§ TASK BRIEF
Transcribe the records below exactly.

───── DATASET

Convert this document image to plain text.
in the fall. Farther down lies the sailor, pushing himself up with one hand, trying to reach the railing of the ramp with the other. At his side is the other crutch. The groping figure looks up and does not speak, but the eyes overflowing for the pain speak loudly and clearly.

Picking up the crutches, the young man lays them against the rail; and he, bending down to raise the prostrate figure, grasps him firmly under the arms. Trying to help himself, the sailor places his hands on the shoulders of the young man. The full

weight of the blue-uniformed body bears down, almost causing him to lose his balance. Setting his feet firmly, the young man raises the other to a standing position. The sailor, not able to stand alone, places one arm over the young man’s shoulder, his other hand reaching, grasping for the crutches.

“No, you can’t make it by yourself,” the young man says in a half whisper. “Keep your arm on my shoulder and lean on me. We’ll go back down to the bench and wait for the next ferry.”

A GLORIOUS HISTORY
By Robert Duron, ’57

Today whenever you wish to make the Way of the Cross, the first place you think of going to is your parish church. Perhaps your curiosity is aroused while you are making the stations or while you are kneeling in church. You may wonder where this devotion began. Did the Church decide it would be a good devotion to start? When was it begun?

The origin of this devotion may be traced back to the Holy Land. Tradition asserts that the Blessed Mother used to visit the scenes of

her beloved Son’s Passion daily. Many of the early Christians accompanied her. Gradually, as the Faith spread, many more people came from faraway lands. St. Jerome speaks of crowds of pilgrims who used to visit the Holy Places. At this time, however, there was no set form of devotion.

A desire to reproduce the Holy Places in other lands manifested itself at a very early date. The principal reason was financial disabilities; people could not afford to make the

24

──────────

§ SOLUTION TO THE EXERCISE
Convert this document image to plain text.
in the fall. Farther down lies the sailor, pushing himself up with one hand, trying to reach the railing of the ramp with the other. At his side is the other crutch. The groping figure looks up and does not speak, but the eyes overflowing for the pain speak loudly and clearly.

Picking up the crutches, the young man lays them against the rail; and he, bending down to raise the prostrate figure, grasps him firmly under the arms. Trying to help himself, the sailor places his hands on the shoulders of the young man. The full

weight of the blue-uniformed body bears down, almost causing him to lose his balance. Setting his feet firmly, the young man raises the other to a standing position. The sailor, not able to stand alone, places one arm over the young man’s shoulder, his other hand reaching, grasping for the crutches.

“No, you can’t make it by yourself,” the young man says in a half whisper. “Keep your arm on my shoulder and lean on me. We’ll go back down to the bench and wait for the next ferry.”

A GLORIOUS HISTORY
By Robert Duron, ’57

Today whenever you wish to make the Way of the Cross, the first place you think of going to is your parish church. Perhaps your curiosity is aroused while you are making the stations or while you are kneeling in church. You may wonder where this devotion began. Did the Church decide it would be a good devotion to start? When was it begun?

The origin of this devotion may be traced back to the Holy Land. Tradition asserts that the Blessed Mother used to visit the scenes of

her beloved Son’s Passion daily. Many of the early Christians accompanied her. Gradually, as the Faith spread, many more people came from faraway lands. St. Jerome speaks of crowds of pilgrims who used to visit the Holy Places. At this time, however, there was no set form of devotion.

A desire to reproduce the Holy Places in other lands manifested itself at a very early date. The principal reason was financial disabilities; people could not afford to make the

24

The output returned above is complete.